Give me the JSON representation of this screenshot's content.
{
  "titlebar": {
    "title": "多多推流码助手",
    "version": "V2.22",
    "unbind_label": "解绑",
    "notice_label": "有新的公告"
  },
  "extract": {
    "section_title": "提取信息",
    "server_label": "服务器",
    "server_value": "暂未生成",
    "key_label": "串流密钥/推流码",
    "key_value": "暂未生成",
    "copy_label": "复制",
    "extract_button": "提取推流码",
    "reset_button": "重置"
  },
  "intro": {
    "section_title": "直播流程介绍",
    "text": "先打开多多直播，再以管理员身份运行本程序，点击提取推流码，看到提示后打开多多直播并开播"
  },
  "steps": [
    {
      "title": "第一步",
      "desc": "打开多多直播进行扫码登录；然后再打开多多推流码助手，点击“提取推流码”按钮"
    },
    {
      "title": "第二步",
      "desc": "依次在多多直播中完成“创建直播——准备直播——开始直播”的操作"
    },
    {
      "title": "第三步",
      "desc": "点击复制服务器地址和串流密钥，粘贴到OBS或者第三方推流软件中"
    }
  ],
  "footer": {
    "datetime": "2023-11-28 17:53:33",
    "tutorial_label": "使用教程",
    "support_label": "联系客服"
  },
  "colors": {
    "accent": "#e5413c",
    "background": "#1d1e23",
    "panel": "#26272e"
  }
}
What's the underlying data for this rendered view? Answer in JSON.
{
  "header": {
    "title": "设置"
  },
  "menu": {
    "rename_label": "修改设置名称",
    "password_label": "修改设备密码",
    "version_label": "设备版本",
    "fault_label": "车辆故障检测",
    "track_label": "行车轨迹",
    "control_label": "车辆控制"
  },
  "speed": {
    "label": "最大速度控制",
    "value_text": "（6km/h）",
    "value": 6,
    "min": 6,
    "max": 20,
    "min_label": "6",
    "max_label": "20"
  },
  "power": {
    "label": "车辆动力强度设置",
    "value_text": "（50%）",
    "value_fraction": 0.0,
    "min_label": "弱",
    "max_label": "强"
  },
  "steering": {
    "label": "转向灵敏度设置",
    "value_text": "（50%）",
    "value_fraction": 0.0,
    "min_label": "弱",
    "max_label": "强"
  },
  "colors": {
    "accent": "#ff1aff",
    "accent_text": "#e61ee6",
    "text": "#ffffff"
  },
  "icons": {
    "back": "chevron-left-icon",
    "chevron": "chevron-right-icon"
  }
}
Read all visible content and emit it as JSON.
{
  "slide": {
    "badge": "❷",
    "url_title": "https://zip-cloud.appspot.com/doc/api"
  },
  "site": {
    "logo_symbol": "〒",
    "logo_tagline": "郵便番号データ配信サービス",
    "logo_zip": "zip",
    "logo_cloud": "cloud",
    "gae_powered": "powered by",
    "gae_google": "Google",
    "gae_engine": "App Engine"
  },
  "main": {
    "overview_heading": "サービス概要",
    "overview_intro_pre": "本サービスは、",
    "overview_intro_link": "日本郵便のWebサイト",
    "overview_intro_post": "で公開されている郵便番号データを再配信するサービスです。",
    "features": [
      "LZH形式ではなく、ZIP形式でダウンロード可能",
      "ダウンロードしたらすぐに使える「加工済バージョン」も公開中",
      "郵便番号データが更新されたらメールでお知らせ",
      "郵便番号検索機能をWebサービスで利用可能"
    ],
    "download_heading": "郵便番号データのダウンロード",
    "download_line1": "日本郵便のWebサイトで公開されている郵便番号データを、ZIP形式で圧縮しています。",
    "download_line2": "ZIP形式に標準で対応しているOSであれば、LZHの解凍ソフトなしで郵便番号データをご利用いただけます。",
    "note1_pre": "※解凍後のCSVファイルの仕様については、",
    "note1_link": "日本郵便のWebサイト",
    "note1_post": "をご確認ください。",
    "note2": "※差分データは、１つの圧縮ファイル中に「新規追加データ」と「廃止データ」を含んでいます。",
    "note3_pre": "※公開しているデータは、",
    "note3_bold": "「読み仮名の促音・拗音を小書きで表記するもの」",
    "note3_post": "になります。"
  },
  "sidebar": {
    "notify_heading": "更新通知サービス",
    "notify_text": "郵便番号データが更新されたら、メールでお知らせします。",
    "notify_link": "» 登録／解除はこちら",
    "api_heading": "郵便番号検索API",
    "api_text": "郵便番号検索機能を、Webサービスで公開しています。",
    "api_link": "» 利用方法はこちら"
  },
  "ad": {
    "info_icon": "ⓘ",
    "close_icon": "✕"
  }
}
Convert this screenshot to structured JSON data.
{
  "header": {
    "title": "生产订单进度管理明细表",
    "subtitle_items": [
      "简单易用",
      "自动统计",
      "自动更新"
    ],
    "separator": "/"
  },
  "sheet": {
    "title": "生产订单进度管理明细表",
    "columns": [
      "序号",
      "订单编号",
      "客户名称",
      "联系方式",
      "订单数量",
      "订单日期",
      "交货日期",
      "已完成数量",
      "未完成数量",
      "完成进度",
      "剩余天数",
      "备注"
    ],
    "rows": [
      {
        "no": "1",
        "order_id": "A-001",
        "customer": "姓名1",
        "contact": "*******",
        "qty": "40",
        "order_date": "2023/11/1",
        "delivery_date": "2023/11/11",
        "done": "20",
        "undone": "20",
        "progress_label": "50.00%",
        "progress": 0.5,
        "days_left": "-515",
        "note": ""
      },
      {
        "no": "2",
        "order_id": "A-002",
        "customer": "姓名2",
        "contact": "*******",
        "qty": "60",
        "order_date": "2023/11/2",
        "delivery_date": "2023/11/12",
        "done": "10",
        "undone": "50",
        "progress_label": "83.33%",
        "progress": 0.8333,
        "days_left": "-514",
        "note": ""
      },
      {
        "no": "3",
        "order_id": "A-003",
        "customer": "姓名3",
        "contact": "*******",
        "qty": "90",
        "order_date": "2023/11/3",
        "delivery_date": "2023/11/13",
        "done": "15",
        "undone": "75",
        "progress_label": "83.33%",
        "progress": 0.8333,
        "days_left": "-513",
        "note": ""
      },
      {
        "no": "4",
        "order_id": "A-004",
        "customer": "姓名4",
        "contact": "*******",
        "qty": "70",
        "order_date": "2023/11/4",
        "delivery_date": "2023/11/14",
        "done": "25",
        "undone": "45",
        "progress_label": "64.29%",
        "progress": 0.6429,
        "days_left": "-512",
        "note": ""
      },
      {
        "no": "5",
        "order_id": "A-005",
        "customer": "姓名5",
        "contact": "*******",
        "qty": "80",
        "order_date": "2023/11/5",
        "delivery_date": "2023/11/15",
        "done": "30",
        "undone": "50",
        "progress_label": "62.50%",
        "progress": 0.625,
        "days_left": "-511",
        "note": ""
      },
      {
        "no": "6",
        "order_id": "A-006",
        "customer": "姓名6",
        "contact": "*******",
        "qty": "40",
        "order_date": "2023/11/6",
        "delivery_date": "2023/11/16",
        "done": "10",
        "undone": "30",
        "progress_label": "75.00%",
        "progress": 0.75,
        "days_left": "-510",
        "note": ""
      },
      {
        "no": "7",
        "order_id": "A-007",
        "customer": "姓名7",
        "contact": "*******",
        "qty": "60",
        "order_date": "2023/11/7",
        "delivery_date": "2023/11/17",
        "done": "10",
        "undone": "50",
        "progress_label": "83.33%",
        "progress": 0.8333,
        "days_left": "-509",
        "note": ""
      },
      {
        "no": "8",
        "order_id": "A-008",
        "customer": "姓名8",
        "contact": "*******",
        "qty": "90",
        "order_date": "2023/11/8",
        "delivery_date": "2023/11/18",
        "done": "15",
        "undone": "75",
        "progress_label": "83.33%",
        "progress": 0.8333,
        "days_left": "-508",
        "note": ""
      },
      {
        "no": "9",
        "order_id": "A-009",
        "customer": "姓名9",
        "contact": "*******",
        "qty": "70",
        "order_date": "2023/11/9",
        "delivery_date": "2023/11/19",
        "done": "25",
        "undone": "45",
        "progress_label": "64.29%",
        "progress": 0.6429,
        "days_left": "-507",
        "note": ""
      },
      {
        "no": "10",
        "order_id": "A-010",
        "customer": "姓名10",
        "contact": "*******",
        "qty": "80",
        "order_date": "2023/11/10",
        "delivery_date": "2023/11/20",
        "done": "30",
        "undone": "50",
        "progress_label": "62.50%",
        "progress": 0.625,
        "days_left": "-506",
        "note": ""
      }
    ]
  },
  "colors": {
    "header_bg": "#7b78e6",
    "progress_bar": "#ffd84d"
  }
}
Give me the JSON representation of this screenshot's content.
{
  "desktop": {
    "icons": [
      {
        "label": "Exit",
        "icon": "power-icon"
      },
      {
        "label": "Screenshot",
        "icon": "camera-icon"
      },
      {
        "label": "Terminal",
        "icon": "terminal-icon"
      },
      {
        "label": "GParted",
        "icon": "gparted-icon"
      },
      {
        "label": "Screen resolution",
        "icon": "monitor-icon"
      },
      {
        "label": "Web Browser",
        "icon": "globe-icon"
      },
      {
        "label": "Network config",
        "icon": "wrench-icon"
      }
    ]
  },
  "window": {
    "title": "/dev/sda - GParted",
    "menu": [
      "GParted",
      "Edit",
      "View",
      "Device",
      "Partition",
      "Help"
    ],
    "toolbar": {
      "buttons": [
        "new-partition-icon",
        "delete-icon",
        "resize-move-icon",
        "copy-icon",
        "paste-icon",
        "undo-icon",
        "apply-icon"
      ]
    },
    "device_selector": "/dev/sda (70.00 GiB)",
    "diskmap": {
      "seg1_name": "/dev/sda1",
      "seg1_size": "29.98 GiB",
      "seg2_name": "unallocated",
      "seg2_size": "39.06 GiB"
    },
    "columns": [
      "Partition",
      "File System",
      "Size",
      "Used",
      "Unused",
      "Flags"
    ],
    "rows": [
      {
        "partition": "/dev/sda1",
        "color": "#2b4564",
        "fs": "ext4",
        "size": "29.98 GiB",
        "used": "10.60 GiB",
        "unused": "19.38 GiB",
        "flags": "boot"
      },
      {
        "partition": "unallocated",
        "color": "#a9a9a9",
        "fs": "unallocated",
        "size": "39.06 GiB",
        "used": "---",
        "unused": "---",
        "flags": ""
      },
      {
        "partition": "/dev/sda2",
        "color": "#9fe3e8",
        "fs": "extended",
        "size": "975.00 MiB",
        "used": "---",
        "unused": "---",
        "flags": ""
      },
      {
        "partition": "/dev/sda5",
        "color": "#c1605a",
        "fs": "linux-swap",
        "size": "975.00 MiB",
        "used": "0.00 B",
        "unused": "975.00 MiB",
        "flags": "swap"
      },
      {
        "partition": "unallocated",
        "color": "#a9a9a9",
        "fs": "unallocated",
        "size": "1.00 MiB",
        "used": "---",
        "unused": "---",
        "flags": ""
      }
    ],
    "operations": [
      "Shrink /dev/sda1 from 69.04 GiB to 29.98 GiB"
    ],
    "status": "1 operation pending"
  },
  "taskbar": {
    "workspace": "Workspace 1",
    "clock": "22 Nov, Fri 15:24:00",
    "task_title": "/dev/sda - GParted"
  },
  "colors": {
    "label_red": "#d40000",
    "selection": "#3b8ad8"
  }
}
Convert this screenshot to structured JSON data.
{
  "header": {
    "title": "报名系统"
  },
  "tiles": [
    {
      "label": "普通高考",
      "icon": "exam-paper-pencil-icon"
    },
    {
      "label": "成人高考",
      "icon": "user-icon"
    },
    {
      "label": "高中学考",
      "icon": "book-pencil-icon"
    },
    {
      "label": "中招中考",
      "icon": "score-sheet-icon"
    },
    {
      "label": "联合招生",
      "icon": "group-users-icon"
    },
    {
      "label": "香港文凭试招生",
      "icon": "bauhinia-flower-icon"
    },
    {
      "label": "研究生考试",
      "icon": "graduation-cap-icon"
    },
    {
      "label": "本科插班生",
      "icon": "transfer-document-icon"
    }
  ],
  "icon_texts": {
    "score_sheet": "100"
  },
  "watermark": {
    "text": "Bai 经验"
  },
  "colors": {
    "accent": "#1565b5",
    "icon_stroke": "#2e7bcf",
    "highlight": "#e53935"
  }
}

TASK STATEMENT:
In the records above, locate each line with the word "pencil". Copy all such lines.

RESULT FOR THIS EXERCISE:
      "icon": "exam-paper-pencil-icon"
      "icon": "book-pencil-icon"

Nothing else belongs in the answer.